(Entries from a visual dataset)
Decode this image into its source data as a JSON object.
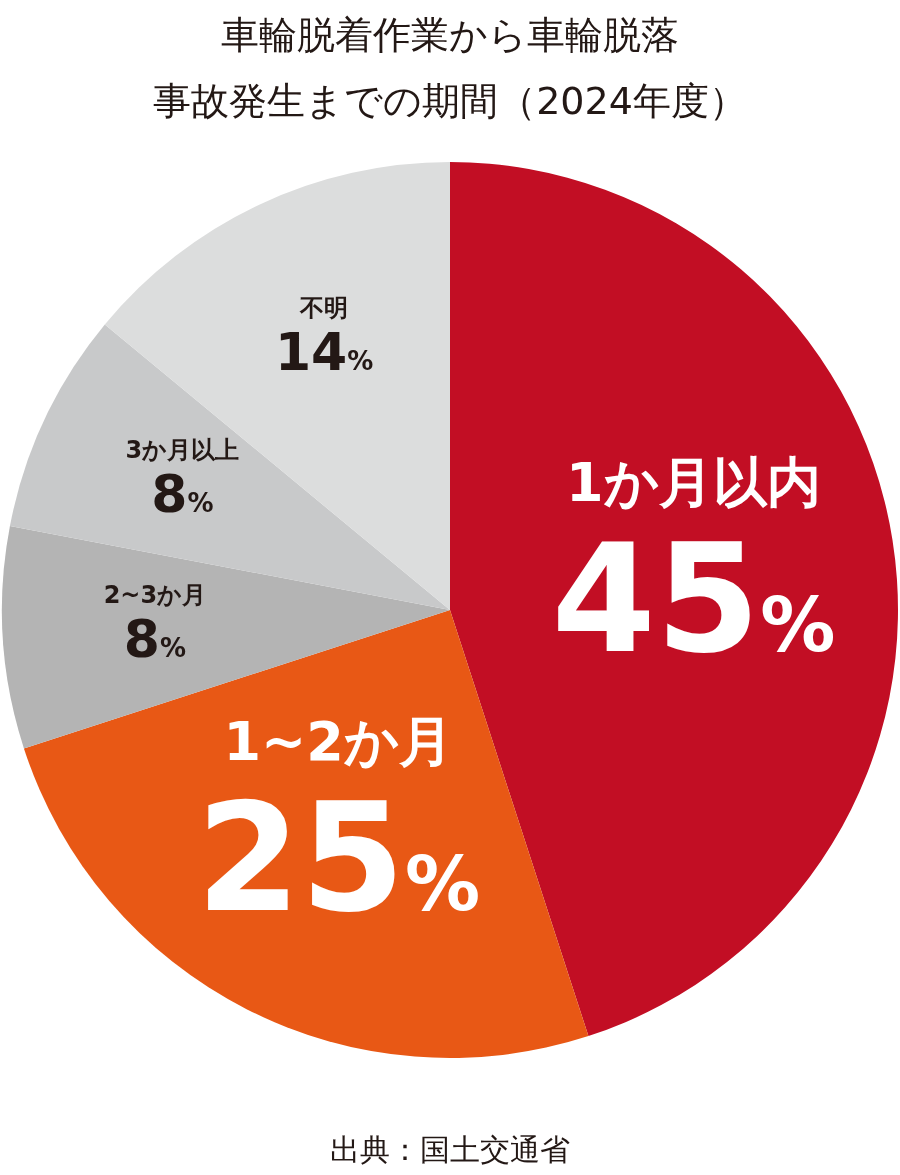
{
  "chart_data": {
    "type": "pie",
    "title": "車輪脱着作業から車輪脱落事故発生までの期間（2024年度）",
    "categories": [
      "1か月以内",
      "1~2か月",
      "2~3か月",
      "3か月以上",
      "不明"
    ],
    "values": [
      45,
      25,
      8,
      8,
      14
    ],
    "value_labels": [
      "45%",
      "25%",
      "8%",
      "8%",
      "14%"
    ],
    "colors": [
      "#c20e24",
      "#e85815",
      "#b4b4b4",
      "#c8c9ca",
      "#dcdddd"
    ],
    "annotations": [
      "出典：国土交通省"
    ]
  }
}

# WHAT IS ASKED:
Print the records word for word and exclude any picture they hold.

# SOLUTION:
Decode this image into its source data as a JSON object.
{
  "chart_data": {
    "type": "pie",
    "title": "車輪脱着作業から車輪脱落事故発生までの期間（2024年度）",
    "categories": [
      "1か月以内",
      "1~2か月",
      "2~3か月",
      "3か月以上",
      "不明"
    ],
    "values": [
      45,
      25,
      8,
      8,
      14
    ],
    "value_labels": [
      "45%",
      "25%",
      "8%",
      "8%",
      "14%"
    ],
    "colors": [
      "#c20e24",
      "#e85815",
      "#b4b4b4",
      "#c8c9ca",
      "#dcdddd"
    ],
    "annotations": [
      "出典：国土交通省"
    ]
  }
}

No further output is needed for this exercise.